## [Given instruction 1]
Answer these questions from the DEIMOS quarterly report:
(a) Which company sent element #8 back with a good optical coating?
(b) In which body segment of the camera is the CaF2 element #3 mounted?
(c) How many MIT/LL devices are currently on hand that could be used in the mosaic?
## [Given instruction 2]
Decide whether each statement agrees with the DEIMOS quarterly report, and back each verdict with the words from the report that settle it:
(a) Body segment #4 is the last body segment still to be completed.
(b) The CCD mosaic will combine Orbit devices with MIT/LL devices.
(c) Leaks appeared after the doublet of elements #1 and #2 was filled with optical couplant.
## [Given instruction 3]
Carry on writing the DEIMOS quarterly report from the point where it stops.

DEIMOS Quarterly Report
Number 21
July 1 to September 30, 1999

1. General Items:

Element #8 has been received back from Coherent with a good optical coating.

The doublet comprised of elements #1 and #2 has been mounted in body segment #1 of the camera body and the doublet filled with the optical couplant. No leaks are evident.

The CaF2, optical element #3 of the camera, has been mounted in segment #2 of the camera body.

Element #6, which is part of the triplet, has been mounted in body segment #3, and the assembly of the remainder of the triplet is in progress.

Final fabrication of body segment #4 of the camera is about to begin. This is the last body segment that needs to be completed.

We have decided not to build a mosaic of Orbit CCDs, but to use only MIT/LL devices - we currently have 4 MIT/LL devices that could be used in the Mosaic. We expect to have an adequate number to start assembling CCDs onto the backplane by mid-November when they are required. These additional devices would be from the distribution of lots 9 and 10 that is currently being organized.

(Dataset items)

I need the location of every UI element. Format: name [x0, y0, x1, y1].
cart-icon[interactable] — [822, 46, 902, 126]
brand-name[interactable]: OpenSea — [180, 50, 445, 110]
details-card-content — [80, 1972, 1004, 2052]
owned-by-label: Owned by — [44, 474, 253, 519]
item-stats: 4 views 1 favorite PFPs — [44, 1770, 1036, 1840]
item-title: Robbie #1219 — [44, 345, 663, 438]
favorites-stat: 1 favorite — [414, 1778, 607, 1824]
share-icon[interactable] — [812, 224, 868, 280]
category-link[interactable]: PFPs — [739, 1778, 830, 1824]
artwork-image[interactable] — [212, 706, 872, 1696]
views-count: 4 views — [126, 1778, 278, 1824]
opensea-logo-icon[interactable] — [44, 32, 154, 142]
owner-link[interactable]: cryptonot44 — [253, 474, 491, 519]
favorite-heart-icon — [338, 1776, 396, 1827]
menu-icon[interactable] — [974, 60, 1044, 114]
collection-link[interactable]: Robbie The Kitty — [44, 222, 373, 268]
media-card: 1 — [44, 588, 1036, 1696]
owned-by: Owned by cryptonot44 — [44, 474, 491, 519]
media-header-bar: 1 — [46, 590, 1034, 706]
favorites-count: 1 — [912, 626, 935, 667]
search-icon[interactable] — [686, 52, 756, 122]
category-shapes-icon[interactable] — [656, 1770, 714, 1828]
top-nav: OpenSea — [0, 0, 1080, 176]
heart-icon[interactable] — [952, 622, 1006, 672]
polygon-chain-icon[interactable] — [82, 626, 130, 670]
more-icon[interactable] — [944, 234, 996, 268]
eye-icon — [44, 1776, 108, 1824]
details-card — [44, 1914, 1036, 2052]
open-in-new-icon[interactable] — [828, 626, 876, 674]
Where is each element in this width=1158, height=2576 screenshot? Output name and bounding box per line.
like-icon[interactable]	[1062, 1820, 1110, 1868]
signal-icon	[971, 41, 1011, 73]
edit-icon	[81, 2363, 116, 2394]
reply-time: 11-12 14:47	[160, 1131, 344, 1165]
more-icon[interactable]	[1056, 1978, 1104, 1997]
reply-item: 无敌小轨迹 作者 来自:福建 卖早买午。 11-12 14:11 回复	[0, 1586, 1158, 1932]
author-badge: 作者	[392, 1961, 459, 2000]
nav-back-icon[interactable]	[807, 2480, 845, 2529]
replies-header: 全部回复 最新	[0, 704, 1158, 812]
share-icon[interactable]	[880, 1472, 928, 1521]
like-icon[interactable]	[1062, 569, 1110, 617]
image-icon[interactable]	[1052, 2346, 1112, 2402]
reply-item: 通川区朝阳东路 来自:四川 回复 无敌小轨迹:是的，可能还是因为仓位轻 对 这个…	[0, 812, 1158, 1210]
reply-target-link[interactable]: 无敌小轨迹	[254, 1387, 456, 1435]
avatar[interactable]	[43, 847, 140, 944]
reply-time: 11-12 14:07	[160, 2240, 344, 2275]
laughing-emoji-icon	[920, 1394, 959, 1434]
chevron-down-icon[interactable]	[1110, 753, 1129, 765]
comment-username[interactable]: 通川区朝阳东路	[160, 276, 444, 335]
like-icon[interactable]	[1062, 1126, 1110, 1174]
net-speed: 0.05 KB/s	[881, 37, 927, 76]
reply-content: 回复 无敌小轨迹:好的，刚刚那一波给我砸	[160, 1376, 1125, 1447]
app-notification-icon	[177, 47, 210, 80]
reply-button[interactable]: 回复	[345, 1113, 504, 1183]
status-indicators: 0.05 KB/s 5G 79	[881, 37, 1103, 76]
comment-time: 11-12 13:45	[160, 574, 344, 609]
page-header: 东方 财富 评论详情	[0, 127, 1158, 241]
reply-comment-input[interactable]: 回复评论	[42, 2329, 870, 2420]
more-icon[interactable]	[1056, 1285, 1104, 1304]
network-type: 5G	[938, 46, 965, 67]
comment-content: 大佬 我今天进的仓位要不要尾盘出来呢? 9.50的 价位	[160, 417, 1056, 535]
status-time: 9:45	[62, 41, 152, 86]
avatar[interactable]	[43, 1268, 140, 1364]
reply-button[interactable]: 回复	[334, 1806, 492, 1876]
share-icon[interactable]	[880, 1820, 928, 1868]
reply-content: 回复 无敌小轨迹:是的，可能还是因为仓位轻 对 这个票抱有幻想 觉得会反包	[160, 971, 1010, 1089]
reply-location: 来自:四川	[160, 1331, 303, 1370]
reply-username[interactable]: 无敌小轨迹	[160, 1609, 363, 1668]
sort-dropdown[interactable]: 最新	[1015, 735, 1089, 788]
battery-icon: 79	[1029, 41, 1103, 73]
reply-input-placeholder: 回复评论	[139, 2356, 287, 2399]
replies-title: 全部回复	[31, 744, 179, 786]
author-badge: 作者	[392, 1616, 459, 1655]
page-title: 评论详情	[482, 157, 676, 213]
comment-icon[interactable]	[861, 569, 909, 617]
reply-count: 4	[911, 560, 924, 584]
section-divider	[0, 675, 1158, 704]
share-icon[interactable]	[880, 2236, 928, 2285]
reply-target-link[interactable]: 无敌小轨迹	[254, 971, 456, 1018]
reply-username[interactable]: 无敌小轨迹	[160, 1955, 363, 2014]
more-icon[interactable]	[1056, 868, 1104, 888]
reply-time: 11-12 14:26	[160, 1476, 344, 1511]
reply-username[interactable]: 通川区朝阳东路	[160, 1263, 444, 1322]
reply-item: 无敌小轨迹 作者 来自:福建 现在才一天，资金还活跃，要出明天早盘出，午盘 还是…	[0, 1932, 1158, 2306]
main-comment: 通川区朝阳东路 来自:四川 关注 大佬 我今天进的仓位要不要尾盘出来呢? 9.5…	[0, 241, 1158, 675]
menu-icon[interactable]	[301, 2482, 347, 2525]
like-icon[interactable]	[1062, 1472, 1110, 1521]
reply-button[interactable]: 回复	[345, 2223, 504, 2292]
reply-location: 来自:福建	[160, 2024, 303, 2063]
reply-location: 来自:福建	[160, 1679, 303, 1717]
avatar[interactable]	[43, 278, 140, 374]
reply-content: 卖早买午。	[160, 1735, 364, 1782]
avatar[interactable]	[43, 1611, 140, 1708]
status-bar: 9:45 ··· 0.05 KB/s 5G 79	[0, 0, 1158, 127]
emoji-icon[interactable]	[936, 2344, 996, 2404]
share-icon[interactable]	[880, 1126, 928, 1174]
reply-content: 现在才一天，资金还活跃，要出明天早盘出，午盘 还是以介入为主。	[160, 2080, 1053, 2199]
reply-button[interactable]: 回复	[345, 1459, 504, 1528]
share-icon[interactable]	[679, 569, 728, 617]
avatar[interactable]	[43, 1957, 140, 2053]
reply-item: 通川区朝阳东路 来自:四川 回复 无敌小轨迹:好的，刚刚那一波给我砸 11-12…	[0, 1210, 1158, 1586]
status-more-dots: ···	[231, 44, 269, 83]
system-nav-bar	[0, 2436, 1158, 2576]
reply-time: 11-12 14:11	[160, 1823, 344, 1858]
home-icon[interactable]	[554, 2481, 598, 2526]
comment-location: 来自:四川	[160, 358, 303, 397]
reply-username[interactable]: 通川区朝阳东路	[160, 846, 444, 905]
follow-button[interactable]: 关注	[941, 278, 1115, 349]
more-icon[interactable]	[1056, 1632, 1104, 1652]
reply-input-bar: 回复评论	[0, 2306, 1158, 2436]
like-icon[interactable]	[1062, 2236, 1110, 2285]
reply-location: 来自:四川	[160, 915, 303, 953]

## [Task answer 1]
(a) Coherent
(b) Segment #2
(c) 4

## [Task answer 2]
(a) Yes: "This is the last body segment that needs to be completed."
(b) No: "We have decided not to build a mosaic of Orbit CCDs, but to use only MIT/LL devices"
(c) No: "No leaks are evident."

## [Task answer 3]
A new backplane that supports the CCDs in the dewar has been designed and prototyped. Two final backplanes are currently being fabricated so that testing of the dewar system and mounting of CCDs in the mosaic can continue in parallel.

Modifications to the dewar thermal circuit were finalized and parts are being fabricated for a complete assembly and test in mid-October.

The focus and x-stage actuators are currently being bench tested.

The rebuild of the TV/front hatch support structure was completed.

The cable wrap has been completed and is being installed.

2. Reports on Specific Areas:

2.1 Optics

Camera element #1 and element #2 were mounted into body #1 and sealed with RTV. The bond around element #1 developed several spots of separation, none of which reached from top to bottom of the sealed edge but were a concern. After temperature cycling the spots worsened. We believe the problem is in the primer application method used and have modified it for future elements. We decided to continue bonding element #2, mounting both lenses and testing for leaks of fluid around the bond separations. A special pre-stressing ring designed to maintain positive compressive stress on element #2 down to -20° C worked well. We filled the gap between the lenses with the coupling fluid and have watched for leaks. None have developed as of this report (duration = 50 days).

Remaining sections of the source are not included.